**What the exercise asks**
Take the material below and write it all out again exactly.

**Material supplied**
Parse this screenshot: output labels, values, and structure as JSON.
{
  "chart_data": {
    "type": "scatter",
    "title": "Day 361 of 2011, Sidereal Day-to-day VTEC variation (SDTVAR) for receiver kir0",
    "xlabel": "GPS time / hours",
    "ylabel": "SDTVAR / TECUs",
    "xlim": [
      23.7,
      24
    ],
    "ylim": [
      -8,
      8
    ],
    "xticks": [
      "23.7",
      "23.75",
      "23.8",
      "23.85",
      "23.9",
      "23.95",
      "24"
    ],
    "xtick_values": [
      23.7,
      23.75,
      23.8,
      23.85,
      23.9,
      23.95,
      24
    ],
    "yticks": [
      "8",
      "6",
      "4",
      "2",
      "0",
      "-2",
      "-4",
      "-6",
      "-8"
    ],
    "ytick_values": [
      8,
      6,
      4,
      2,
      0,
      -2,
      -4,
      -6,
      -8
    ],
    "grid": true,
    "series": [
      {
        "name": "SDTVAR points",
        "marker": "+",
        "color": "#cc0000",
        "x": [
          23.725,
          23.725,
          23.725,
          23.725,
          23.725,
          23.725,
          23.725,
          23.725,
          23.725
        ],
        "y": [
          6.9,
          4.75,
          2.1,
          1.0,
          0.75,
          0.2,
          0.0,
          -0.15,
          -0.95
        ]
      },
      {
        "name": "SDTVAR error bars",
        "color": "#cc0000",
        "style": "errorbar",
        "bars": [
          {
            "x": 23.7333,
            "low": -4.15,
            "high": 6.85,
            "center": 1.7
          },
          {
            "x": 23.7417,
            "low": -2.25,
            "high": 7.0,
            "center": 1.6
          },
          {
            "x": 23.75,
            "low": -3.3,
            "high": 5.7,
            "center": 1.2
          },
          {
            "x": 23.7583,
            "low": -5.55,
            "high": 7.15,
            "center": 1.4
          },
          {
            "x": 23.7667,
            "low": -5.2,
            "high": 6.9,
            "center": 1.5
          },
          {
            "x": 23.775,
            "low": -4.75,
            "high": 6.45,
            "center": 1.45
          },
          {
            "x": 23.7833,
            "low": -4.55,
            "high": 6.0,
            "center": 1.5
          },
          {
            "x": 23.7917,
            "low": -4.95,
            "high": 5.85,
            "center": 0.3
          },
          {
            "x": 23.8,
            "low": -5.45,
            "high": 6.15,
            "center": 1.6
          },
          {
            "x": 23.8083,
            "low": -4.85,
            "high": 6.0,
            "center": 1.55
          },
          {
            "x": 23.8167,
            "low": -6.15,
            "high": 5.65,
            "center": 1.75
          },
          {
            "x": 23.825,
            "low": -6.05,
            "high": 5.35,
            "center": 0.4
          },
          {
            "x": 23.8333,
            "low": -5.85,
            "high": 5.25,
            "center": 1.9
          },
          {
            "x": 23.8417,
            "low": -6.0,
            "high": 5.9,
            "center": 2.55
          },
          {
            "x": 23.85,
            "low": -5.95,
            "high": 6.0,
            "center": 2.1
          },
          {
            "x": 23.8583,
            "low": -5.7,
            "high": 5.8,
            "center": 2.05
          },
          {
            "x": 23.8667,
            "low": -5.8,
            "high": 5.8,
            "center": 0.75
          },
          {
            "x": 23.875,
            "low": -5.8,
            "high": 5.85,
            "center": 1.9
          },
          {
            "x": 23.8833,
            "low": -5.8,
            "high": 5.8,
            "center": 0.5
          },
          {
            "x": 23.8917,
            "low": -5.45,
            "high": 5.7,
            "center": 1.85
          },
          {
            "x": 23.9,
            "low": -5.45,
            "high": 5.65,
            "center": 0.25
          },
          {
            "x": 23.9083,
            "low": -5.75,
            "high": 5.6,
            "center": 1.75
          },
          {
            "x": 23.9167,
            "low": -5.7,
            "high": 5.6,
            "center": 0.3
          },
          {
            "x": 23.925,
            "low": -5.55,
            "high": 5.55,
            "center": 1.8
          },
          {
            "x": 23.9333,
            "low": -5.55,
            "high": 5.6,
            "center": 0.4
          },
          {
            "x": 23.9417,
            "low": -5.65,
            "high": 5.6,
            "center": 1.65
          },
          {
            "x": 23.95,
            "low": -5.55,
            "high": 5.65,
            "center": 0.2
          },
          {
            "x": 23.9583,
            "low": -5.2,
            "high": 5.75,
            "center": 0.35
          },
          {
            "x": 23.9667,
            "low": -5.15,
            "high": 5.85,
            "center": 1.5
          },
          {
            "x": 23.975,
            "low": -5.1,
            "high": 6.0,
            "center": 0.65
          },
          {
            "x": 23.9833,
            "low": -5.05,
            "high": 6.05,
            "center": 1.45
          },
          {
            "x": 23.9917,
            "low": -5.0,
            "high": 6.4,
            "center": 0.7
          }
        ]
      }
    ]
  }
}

**Output below**
Parse this screenshot: output labels, values, and structure as JSON.
{
  "chart_data": {
    "type": "scatter",
    "title": "Day 361 of 2011, Sidereal Day-to-day VTEC variation (SDTVAR) for receiver kir0",
    "xlabel": "GPS time / hours",
    "ylabel": "SDTVAR / TECUs",
    "xlim": [
      23.7,
      24
    ],
    "ylim": [
      -8,
      8
    ],
    "xticks": [
      "23.7",
      "23.75",
      "23.8",
      "23.85",
      "23.9",
      "23.95",
      "24"
    ],
    "xtick_values": [
      23.7,
      23.75,
      23.8,
      23.85,
      23.9,
      23.95,
      24
    ],
    "yticks": [
      "8",
      "6",
      "4",
      "2",
      "0",
      "-2",
      "-4",
      "-6",
      "-8"
    ],
    "ytick_values": [
      8,
      6,
      4,
      2,
      0,
      -2,
      -4,
      -6,
      -8
    ],
    "grid": true,
    "series": [
      {
        "name": "SDTVAR points",
        "marker": "+",
        "color": "#cc0000",
        "x": [
          23.725,
          23.725,
          23.725,
          23.725,
          23.725,
          23.725,
          23.725,
          23.725,
          23.725
        ],
        "y": [
          6.9,
          4.75,
          2.1,
          1.0,
          0.75,
          0.2,
          0.0,
          -0.15,
          -0.95
        ]
      },
      {
        "name": "SDTVAR error bars",
        "color": "#cc0000",
        "style": "errorbar",
        "bars": [
          {
            "x": 23.7333,
            "low": -4.15,
            "high": 6.85,
            "center": 1.7
          },
          {
            "x": 23.7417,
            "low": -2.25,
            "high": 7.0,
            "center": 1.6
          },
          {
            "x": 23.75,
            "low": -3.3,
            "high": 5.7,
            "center": 1.2
          },
          {
            "x": 23.7583,
            "low": -5.55,
            "high": 7.15,
            "center": 1.4
          },
          {
            "x": 23.7667,
            "low": -5.2,
            "high": 6.9,
            "center": 1.5
          },
          {
            "x": 23.775,
            "low": -4.75,
            "high": 6.45,
            "center": 1.45
          },
          {
            "x": 23.7833,
            "low": -4.55,
            "high": 6.0,
            "center": 1.5
          },
          {
            "x": 23.7917,
            "low": -4.95,
            "high": 5.85,
            "center": 0.3
          },
          {
            "x": 23.8,
            "low": -5.45,
            "high": 6.15,
            "center": 1.6
          },
          {
            "x": 23.8083,
            "low": -4.85,
            "high": 6.0,
            "center": 1.55
          },
          {
            "x": 23.8167,
            "low": -6.15,
            "high": 5.65,
            "center": 1.75
          },
          {
            "x": 23.825,
            "low": -6.05,
            "high": 5.35,
            "center": 0.4
          },
          {
            "x": 23.8333,
            "low": -5.85,
            "high": 5.25,
            "center": 1.9
          },
          {
            "x": 23.8417,
            "low": -6.0,
            "high": 5.9,
            "center": 2.55
          },
          {
            "x": 23.85,
            "low": -5.95,
            "high": 6.0,
            "center": 2.1
          },
          {
            "x": 23.8583,
            "low": -5.7,
            "high": 5.8,
            "center": 2.05
          },
          {
            "x": 23.8667,
            "low": -5.8,
            "high": 5.8,
            "center": 0.75
          },
          {
            "x": 23.875,
            "low": -5.8,
            "high": 5.85,
            "center": 1.9
          },
          {
            "x": 23.8833,
            "low": -5.8,
            "high": 5.8,
            "center": 0.5
          },
          {
            "x": 23.8917,
            "low": -5.45,
            "high": 5.7,
            "center": 1.85
          },
          {
            "x": 23.9,
            "low": -5.45,
            "high": 5.65,
            "center": 0.25
          },
          {
            "x": 23.9083,
            "low": -5.75,
            "high": 5.6,
            "center": 1.75
          },
          {
            "x": 23.9167,
            "low": -5.7,
            "high": 5.6,
            "center": 0.3
          },
          {
            "x": 23.925,
            "low": -5.55,
            "high": 5.55,
            "center": 1.8
          },
          {
            "x": 23.9333,
            "low": -5.55,
            "high": 5.6,
            "center": 0.4
          },
          {
            "x": 23.9417,
            "low": -5.65,
            "high": 5.6,
            "center": 1.65
          },
          {
            "x": 23.95,
            "low": -5.55,
            "high": 5.65,
            "center": 0.2
          },
          {
            "x": 23.9583,
            "low": -5.2,
            "high": 5.75,
            "center": 0.35
          },
          {
            "x": 23.9667,
            "low": -5.15,
            "high": 5.85,
            "center": 1.5
          },
          {
            "x": 23.975,
            "low": -5.1,
            "high": 6.0,
            "center": 0.65
          },
          {
            "x": 23.9833,
            "low": -5.05,
            "high": 6.05,
            "center": 1.45
          },
          {
            "x": 23.9917,
            "low": -5.0,
            "high": 6.4,
            "center": 0.7
          }
        ]
      }
    ]
  }
}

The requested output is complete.